INSTRUCTIONS FOR THE TASK.
The records below must be output exactly, without pictures.
+++++
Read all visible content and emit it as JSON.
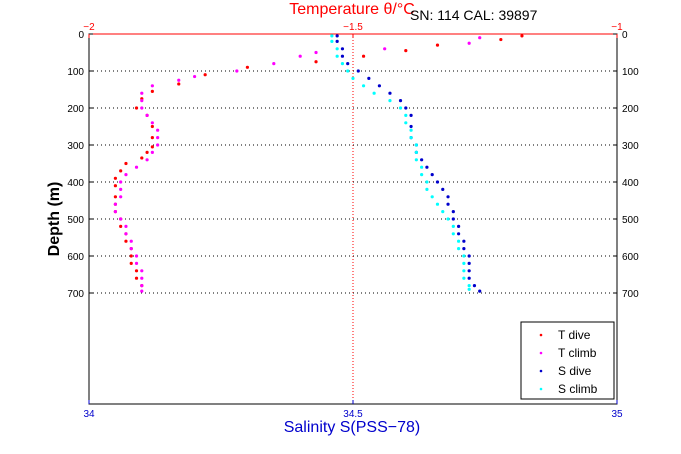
{
  "chart_data": {
    "type": "scatter",
    "title": "Temperature θ/°C",
    "top_axis": {
      "label": "Temperature θ/°C",
      "range": [
        -2,
        -1
      ],
      "ticks": [
        "-2",
        "-1.5",
        "-1"
      ],
      "color": "#ff0000"
    },
    "bottom_axis": {
      "label": "Salinity S(PSS−78)",
      "range": [
        34,
        35
      ],
      "ticks": [
        "34",
        "34.5",
        "35"
      ],
      "color": "#0000cc"
    },
    "y_axis": {
      "label": "Depth (m)",
      "range": [
        0,
        1000
      ],
      "reversed": true,
      "ticks": [
        "0",
        "100",
        "200",
        "300",
        "400",
        "500",
        "600",
        "700"
      ]
    },
    "annotation": "SN: 114  CAL: 39897",
    "grid": "dotted horizontal at each depth tick; dotted vertical at center",
    "legend_position": "bottom-right",
    "series": [
      {
        "name": "T dive",
        "axis": "temperature",
        "color": "#ff0000",
        "points": [
          [
            -1.18,
            5
          ],
          [
            -1.22,
            15
          ],
          [
            -1.34,
            30
          ],
          [
            -1.4,
            45
          ],
          [
            -1.48,
            60
          ],
          [
            -1.57,
            75
          ],
          [
            -1.7,
            90
          ],
          [
            -1.78,
            110
          ],
          [
            -1.83,
            135
          ],
          [
            -1.88,
            155
          ],
          [
            -1.9,
            175
          ],
          [
            -1.91,
            200
          ],
          [
            -1.89,
            220
          ],
          [
            -1.88,
            250
          ],
          [
            -1.88,
            280
          ],
          [
            -1.88,
            305
          ],
          [
            -1.89,
            320
          ],
          [
            -1.9,
            335
          ],
          [
            -1.93,
            350
          ],
          [
            -1.94,
            370
          ],
          [
            -1.95,
            390
          ],
          [
            -1.95,
            410
          ],
          [
            -1.95,
            440
          ],
          [
            -1.95,
            460
          ],
          [
            -1.95,
            480
          ],
          [
            -1.94,
            500
          ],
          [
            -1.94,
            520
          ],
          [
            -1.93,
            540
          ],
          [
            -1.93,
            560
          ],
          [
            -1.92,
            580
          ],
          [
            -1.92,
            600
          ],
          [
            -1.92,
            620
          ],
          [
            -1.91,
            640
          ],
          [
            -1.91,
            660
          ],
          [
            -1.9,
            680
          ]
        ]
      },
      {
        "name": "T climb",
        "axis": "temperature",
        "color": "#ff00ff",
        "points": [
          [
            -1.26,
            10
          ],
          [
            -1.28,
            25
          ],
          [
            -1.44,
            40
          ],
          [
            -1.57,
            50
          ],
          [
            -1.6,
            60
          ],
          [
            -1.65,
            80
          ],
          [
            -1.72,
            100
          ],
          [
            -1.8,
            115
          ],
          [
            -1.83,
            125
          ],
          [
            -1.88,
            140
          ],
          [
            -1.9,
            160
          ],
          [
            -1.9,
            180
          ],
          [
            -1.9,
            200
          ],
          [
            -1.89,
            220
          ],
          [
            -1.88,
            240
          ],
          [
            -1.87,
            260
          ],
          [
            -1.87,
            280
          ],
          [
            -1.87,
            300
          ],
          [
            -1.88,
            320
          ],
          [
            -1.89,
            340
          ],
          [
            -1.91,
            360
          ],
          [
            -1.93,
            380
          ],
          [
            -1.94,
            400
          ],
          [
            -1.94,
            420
          ],
          [
            -1.94,
            440
          ],
          [
            -1.95,
            460
          ],
          [
            -1.95,
            480
          ],
          [
            -1.94,
            500
          ],
          [
            -1.93,
            520
          ],
          [
            -1.93,
            540
          ],
          [
            -1.92,
            560
          ],
          [
            -1.92,
            580
          ],
          [
            -1.91,
            600
          ],
          [
            -1.91,
            620
          ],
          [
            -1.9,
            640
          ],
          [
            -1.9,
            660
          ],
          [
            -1.9,
            680
          ],
          [
            -1.9,
            695
          ]
        ]
      },
      {
        "name": "S dive",
        "axis": "salinity",
        "color": "#0000cc",
        "points": [
          [
            34.47,
            5
          ],
          [
            34.47,
            20
          ],
          [
            34.48,
            40
          ],
          [
            34.48,
            60
          ],
          [
            34.49,
            80
          ],
          [
            34.51,
            100
          ],
          [
            34.53,
            120
          ],
          [
            34.55,
            140
          ],
          [
            34.57,
            160
          ],
          [
            34.59,
            180
          ],
          [
            34.6,
            200
          ],
          [
            34.61,
            220
          ],
          [
            34.61,
            250
          ],
          [
            34.61,
            280
          ],
          [
            34.62,
            300
          ],
          [
            34.62,
            320
          ],
          [
            34.63,
            340
          ],
          [
            34.64,
            360
          ],
          [
            34.65,
            380
          ],
          [
            34.66,
            400
          ],
          [
            34.67,
            420
          ],
          [
            34.68,
            440
          ],
          [
            34.68,
            460
          ],
          [
            34.69,
            480
          ],
          [
            34.69,
            500
          ],
          [
            34.7,
            520
          ],
          [
            34.7,
            540
          ],
          [
            34.71,
            560
          ],
          [
            34.71,
            580
          ],
          [
            34.72,
            600
          ],
          [
            34.72,
            620
          ],
          [
            34.72,
            640
          ],
          [
            34.72,
            660
          ],
          [
            34.73,
            680
          ],
          [
            34.74,
            695
          ]
        ]
      },
      {
        "name": "S climb",
        "axis": "salinity",
        "color": "#00ffff",
        "points": [
          [
            34.46,
            5
          ],
          [
            34.46,
            20
          ],
          [
            34.47,
            40
          ],
          [
            34.47,
            60
          ],
          [
            34.48,
            80
          ],
          [
            34.49,
            100
          ],
          [
            34.5,
            120
          ],
          [
            34.52,
            140
          ],
          [
            34.54,
            160
          ],
          [
            34.57,
            180
          ],
          [
            34.59,
            200
          ],
          [
            34.6,
            220
          ],
          [
            34.6,
            240
          ],
          [
            34.61,
            260
          ],
          [
            34.61,
            280
          ],
          [
            34.62,
            300
          ],
          [
            34.62,
            320
          ],
          [
            34.62,
            340
          ],
          [
            34.63,
            360
          ],
          [
            34.63,
            380
          ],
          [
            34.64,
            400
          ],
          [
            34.64,
            420
          ],
          [
            34.65,
            440
          ],
          [
            34.66,
            460
          ],
          [
            34.67,
            480
          ],
          [
            34.68,
            500
          ],
          [
            34.69,
            520
          ],
          [
            34.69,
            540
          ],
          [
            34.7,
            560
          ],
          [
            34.7,
            580
          ],
          [
            34.71,
            600
          ],
          [
            34.71,
            620
          ],
          [
            34.71,
            640
          ],
          [
            34.71,
            660
          ],
          [
            34.72,
            680
          ],
          [
            34.72,
            690
          ]
        ]
      }
    ]
  }
}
+++++
OUTPUT FOR THIS TASK.
Read all visible content and emit it as JSON.
{
  "chart_data": {
    "type": "scatter",
    "title": "Temperature θ/°C",
    "top_axis": {
      "label": "Temperature θ/°C",
      "range": [
        -2,
        -1
      ],
      "ticks": [
        "-2",
        "-1.5",
        "-1"
      ],
      "color": "#ff0000"
    },
    "bottom_axis": {
      "label": "Salinity S(PSS−78)",
      "range": [
        34,
        35
      ],
      "ticks": [
        "34",
        "34.5",
        "35"
      ],
      "color": "#0000cc"
    },
    "y_axis": {
      "label": "Depth (m)",
      "range": [
        0,
        1000
      ],
      "reversed": true,
      "ticks": [
        "0",
        "100",
        "200",
        "300",
        "400",
        "500",
        "600",
        "700"
      ]
    },
    "annotation": "SN: 114  CAL: 39897",
    "grid": "dotted horizontal at each depth tick; dotted vertical at center",
    "legend_position": "bottom-right",
    "series": [
      {
        "name": "T dive",
        "axis": "temperature",
        "color": "#ff0000",
        "points": [
          [
            -1.18,
            5
          ],
          [
            -1.22,
            15
          ],
          [
            -1.34,
            30
          ],
          [
            -1.4,
            45
          ],
          [
            -1.48,
            60
          ],
          [
            -1.57,
            75
          ],
          [
            -1.7,
            90
          ],
          [
            -1.78,
            110
          ],
          [
            -1.83,
            135
          ],
          [
            -1.88,
            155
          ],
          [
            -1.9,
            175
          ],
          [
            -1.91,
            200
          ],
          [
            -1.89,
            220
          ],
          [
            -1.88,
            250
          ],
          [
            -1.88,
            280
          ],
          [
            -1.88,
            305
          ],
          [
            -1.89,
            320
          ],
          [
            -1.9,
            335
          ],
          [
            -1.93,
            350
          ],
          [
            -1.94,
            370
          ],
          [
            -1.95,
            390
          ],
          [
            -1.95,
            410
          ],
          [
            -1.95,
            440
          ],
          [
            -1.95,
            460
          ],
          [
            -1.95,
            480
          ],
          [
            -1.94,
            500
          ],
          [
            -1.94,
            520
          ],
          [
            -1.93,
            540
          ],
          [
            -1.93,
            560
          ],
          [
            -1.92,
            580
          ],
          [
            -1.92,
            600
          ],
          [
            -1.92,
            620
          ],
          [
            -1.91,
            640
          ],
          [
            -1.91,
            660
          ],
          [
            -1.9,
            680
          ]
        ]
      },
      {
        "name": "T climb",
        "axis": "temperature",
        "color": "#ff00ff",
        "points": [
          [
            -1.26,
            10
          ],
          [
            -1.28,
            25
          ],
          [
            -1.44,
            40
          ],
          [
            -1.57,
            50
          ],
          [
            -1.6,
            60
          ],
          [
            -1.65,
            80
          ],
          [
            -1.72,
            100
          ],
          [
            -1.8,
            115
          ],
          [
            -1.83,
            125
          ],
          [
            -1.88,
            140
          ],
          [
            -1.9,
            160
          ],
          [
            -1.9,
            180
          ],
          [
            -1.9,
            200
          ],
          [
            -1.89,
            220
          ],
          [
            -1.88,
            240
          ],
          [
            -1.87,
            260
          ],
          [
            -1.87,
            280
          ],
          [
            -1.87,
            300
          ],
          [
            -1.88,
            320
          ],
          [
            -1.89,
            340
          ],
          [
            -1.91,
            360
          ],
          [
            -1.93,
            380
          ],
          [
            -1.94,
            400
          ],
          [
            -1.94,
            420
          ],
          [
            -1.94,
            440
          ],
          [
            -1.95,
            460
          ],
          [
            -1.95,
            480
          ],
          [
            -1.94,
            500
          ],
          [
            -1.93,
            520
          ],
          [
            -1.93,
            540
          ],
          [
            -1.92,
            560
          ],
          [
            -1.92,
            580
          ],
          [
            -1.91,
            600
          ],
          [
            -1.91,
            620
          ],
          [
            -1.9,
            640
          ],
          [
            -1.9,
            660
          ],
          [
            -1.9,
            680
          ],
          [
            -1.9,
            695
          ]
        ]
      },
      {
        "name": "S dive",
        "axis": "salinity",
        "color": "#0000cc",
        "points": [
          [
            34.47,
            5
          ],
          [
            34.47,
            20
          ],
          [
            34.48,
            40
          ],
          [
            34.48,
            60
          ],
          [
            34.49,
            80
          ],
          [
            34.51,
            100
          ],
          [
            34.53,
            120
          ],
          [
            34.55,
            140
          ],
          [
            34.57,
            160
          ],
          [
            34.59,
            180
          ],
          [
            34.6,
            200
          ],
          [
            34.61,
            220
          ],
          [
            34.61,
            250
          ],
          [
            34.61,
            280
          ],
          [
            34.62,
            300
          ],
          [
            34.62,
            320
          ],
          [
            34.63,
            340
          ],
          [
            34.64,
            360
          ],
          [
            34.65,
            380
          ],
          [
            34.66,
            400
          ],
          [
            34.67,
            420
          ],
          [
            34.68,
            440
          ],
          [
            34.68,
            460
          ],
          [
            34.69,
            480
          ],
          [
            34.69,
            500
          ],
          [
            34.7,
            520
          ],
          [
            34.7,
            540
          ],
          [
            34.71,
            560
          ],
          [
            34.71,
            580
          ],
          [
            34.72,
            600
          ],
          [
            34.72,
            620
          ],
          [
            34.72,
            640
          ],
          [
            34.72,
            660
          ],
          [
            34.73,
            680
          ],
          [
            34.74,
            695
          ]
        ]
      },
      {
        "name": "S climb",
        "axis": "salinity",
        "color": "#00ffff",
        "points": [
          [
            34.46,
            5
          ],
          [
            34.46,
            20
          ],
          [
            34.47,
            40
          ],
          [
            34.47,
            60
          ],
          [
            34.48,
            80
          ],
          [
            34.49,
            100
          ],
          [
            34.5,
            120
          ],
          [
            34.52,
            140
          ],
          [
            34.54,
            160
          ],
          [
            34.57,
            180
          ],
          [
            34.59,
            200
          ],
          [
            34.6,
            220
          ],
          [
            34.6,
            240
          ],
          [
            34.61,
            260
          ],
          [
            34.61,
            280
          ],
          [
            34.62,
            300
          ],
          [
            34.62,
            320
          ],
          [
            34.62,
            340
          ],
          [
            34.63,
            360
          ],
          [
            34.63,
            380
          ],
          [
            34.64,
            400
          ],
          [
            34.64,
            420
          ],
          [
            34.65,
            440
          ],
          [
            34.66,
            460
          ],
          [
            34.67,
            480
          ],
          [
            34.68,
            500
          ],
          [
            34.69,
            520
          ],
          [
            34.69,
            540
          ],
          [
            34.7,
            560
          ],
          [
            34.7,
            580
          ],
          [
            34.71,
            600
          ],
          [
            34.71,
            620
          ],
          [
            34.71,
            640
          ],
          [
            34.71,
            660
          ],
          [
            34.72,
            680
          ],
          [
            34.72,
            690
          ]
        ]
      }
    ]
  }
}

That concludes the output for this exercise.